> _Instruction_:
Repeat all of the records verbatim.

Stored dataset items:
○ ○ ○ ○ ○ ○ ○

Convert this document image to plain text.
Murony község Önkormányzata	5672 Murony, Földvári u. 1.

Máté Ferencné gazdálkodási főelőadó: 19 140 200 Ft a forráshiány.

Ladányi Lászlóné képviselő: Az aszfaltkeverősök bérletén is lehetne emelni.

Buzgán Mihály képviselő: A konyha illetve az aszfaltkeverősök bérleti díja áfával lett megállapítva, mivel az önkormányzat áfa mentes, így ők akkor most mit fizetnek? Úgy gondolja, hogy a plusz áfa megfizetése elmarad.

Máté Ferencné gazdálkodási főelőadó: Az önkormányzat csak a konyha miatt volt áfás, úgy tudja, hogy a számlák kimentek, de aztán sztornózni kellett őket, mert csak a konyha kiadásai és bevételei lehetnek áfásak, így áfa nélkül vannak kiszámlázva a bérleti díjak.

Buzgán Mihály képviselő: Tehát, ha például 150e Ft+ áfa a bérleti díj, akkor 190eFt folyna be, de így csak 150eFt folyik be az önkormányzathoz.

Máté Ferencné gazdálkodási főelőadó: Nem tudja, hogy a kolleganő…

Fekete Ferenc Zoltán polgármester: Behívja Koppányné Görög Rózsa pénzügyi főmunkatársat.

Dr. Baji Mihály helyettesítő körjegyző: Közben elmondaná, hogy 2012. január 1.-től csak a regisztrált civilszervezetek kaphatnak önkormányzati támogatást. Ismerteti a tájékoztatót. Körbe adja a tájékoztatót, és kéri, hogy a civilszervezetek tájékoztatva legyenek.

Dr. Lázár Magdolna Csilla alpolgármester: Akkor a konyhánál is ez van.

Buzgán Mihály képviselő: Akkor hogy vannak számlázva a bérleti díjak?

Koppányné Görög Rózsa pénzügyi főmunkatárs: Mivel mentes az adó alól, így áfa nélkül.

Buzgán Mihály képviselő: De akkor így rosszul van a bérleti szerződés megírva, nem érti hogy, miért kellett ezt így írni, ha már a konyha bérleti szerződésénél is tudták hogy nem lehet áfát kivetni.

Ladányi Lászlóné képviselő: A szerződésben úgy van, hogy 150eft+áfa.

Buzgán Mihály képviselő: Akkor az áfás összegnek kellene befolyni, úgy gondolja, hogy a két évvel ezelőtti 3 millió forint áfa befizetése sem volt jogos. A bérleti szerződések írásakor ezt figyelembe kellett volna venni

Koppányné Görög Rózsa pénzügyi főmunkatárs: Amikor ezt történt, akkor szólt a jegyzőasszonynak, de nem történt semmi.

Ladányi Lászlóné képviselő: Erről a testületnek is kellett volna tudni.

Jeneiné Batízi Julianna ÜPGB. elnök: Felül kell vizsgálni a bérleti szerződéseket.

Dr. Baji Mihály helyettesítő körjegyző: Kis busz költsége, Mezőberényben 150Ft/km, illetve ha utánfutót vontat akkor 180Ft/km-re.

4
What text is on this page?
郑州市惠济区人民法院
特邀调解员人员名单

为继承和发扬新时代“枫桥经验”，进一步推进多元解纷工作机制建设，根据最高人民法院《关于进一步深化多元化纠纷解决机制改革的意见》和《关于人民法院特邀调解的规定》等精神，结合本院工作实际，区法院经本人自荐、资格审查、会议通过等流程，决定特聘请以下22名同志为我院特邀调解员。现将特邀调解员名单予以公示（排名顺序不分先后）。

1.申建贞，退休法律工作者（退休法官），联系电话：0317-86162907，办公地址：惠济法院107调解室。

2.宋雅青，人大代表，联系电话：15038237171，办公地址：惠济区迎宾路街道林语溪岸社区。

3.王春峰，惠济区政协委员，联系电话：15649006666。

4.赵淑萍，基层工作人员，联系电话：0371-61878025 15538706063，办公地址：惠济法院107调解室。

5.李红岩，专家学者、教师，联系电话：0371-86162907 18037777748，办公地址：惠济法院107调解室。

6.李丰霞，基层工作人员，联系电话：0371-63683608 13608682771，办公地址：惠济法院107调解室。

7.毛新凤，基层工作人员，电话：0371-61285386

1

○ ○ ○ ○ ○ ○ ○

> _Answer to this exercise_:
Convert this document image to plain text.
Murony község Önkormányzata	5672 Murony, Földvári u. 1.

Máté Ferencné gazdálkodási főelőadó: 19 140 200 Ft a forráshiány.

Ladányi Lászlóné képviselő: Az aszfaltkeverősök bérletén is lehetne emelni.

Buzgán Mihály képviselő: A konyha illetve az aszfaltkeverősök bérleti díja áfával lett megállapítva, mivel az önkormányzat áfa mentes, így ők akkor most mit fizetnek? Úgy gondolja, hogy a plusz áfa megfizetése elmarad.

Máté Ferencné gazdálkodási főelőadó: Az önkormányzat csak a konyha miatt volt áfás, úgy tudja, hogy a számlák kimentek, de aztán sztornózni kellett őket, mert csak a konyha kiadásai és bevételei lehetnek áfásak, így áfa nélkül vannak kiszámlázva a bérleti díjak.

Buzgán Mihály képviselő: Tehát, ha például 150e Ft+ áfa a bérleti díj, akkor 190eFt folyna be, de így csak 150eFt folyik be az önkormányzathoz.

Máté Ferencné gazdálkodási főelőadó: Nem tudja, hogy a kolleganő…

Fekete Ferenc Zoltán polgármester: Behívja Koppányné Görög Rózsa pénzügyi főmunkatársat.

Dr. Baji Mihály helyettesítő körjegyző: Közben elmondaná, hogy 2012. január 1.-től csak a regisztrált civilszervezetek kaphatnak önkormányzati támogatást. Ismerteti a tájékoztatót. Körbe adja a tájékoztatót, és kéri, hogy a civilszervezetek tájékoztatva legyenek.

Dr. Lázár Magdolna Csilla alpolgármester: Akkor a konyhánál is ez van.

Buzgán Mihály képviselő: Akkor hogy vannak számlázva a bérleti díjak?

Koppányné Görög Rózsa pénzügyi főmunkatárs: Mivel mentes az adó alól, így áfa nélkül.

Buzgán Mihály képviselő: De akkor így rosszul van a bérleti szerződés megírva, nem érti hogy, miért kellett ezt így írni, ha már a konyha bérleti szerződésénél is tudták hogy nem lehet áfát kivetni.

Ladányi Lászlóné képviselő: A szerződésben úgy van, hogy 150eft+áfa.

Buzgán Mihály képviselő: Akkor az áfás összegnek kellene befolyni, úgy gondolja, hogy a két évvel ezelőtti 3 millió forint áfa befizetése sem volt jogos. A bérleti szerződések írásakor ezt figyelembe kellett volna venni

Koppányné Görög Rózsa pénzügyi főmunkatárs: Amikor ezt történt, akkor szólt a jegyzőasszonynak, de nem történt semmi.

Ladányi Lászlóné képviselő: Erről a testületnek is kellett volna tudni.

Jeneiné Batízi Julianna ÜPGB. elnök: Felül kell vizsgálni a bérleti szerződéseket.

Dr. Baji Mihály helyettesítő körjegyző: Kis busz költsége, Mezőberényben 150Ft/km, illetve ha utánfutót vontat akkor 180Ft/km-re.

4
What text is on this page?
郑州市惠济区人民法院
特邀调解员人员名单

为继承和发扬新时代“枫桥经验”，进一步推进多元解纷工作机制建设，根据最高人民法院《关于进一步深化多元化纠纷解决机制改革的意见》和《关于人民法院特邀调解的规定》等精神，结合本院工作实际，区法院经本人自荐、资格审查、会议通过等流程，决定特聘请以下22名同志为我院特邀调解员。现将特邀调解员名单予以公示（排名顺序不分先后）。

1.申建贞，退休法律工作者（退休法官），联系电话：0317-86162907，办公地址：惠济法院107调解室。

2.宋雅青，人大代表，联系电话：15038237171，办公地址：惠济区迎宾路街道林语溪岸社区。

3.王春峰，惠济区政协委员，联系电话：15649006666。

4.赵淑萍，基层工作人员，联系电话：0371-61878025 15538706063，办公地址：惠济法院107调解室。

5.李红岩，专家学者、教师，联系电话：0371-86162907 18037777748，办公地址：惠济法院107调解室。

6.李丰霞，基层工作人员，联系电话：0371-63683608 13608682771，办公地址：惠济法院107调解室。

7.毛新凤，基层工作人员，电话：0371-61285386

1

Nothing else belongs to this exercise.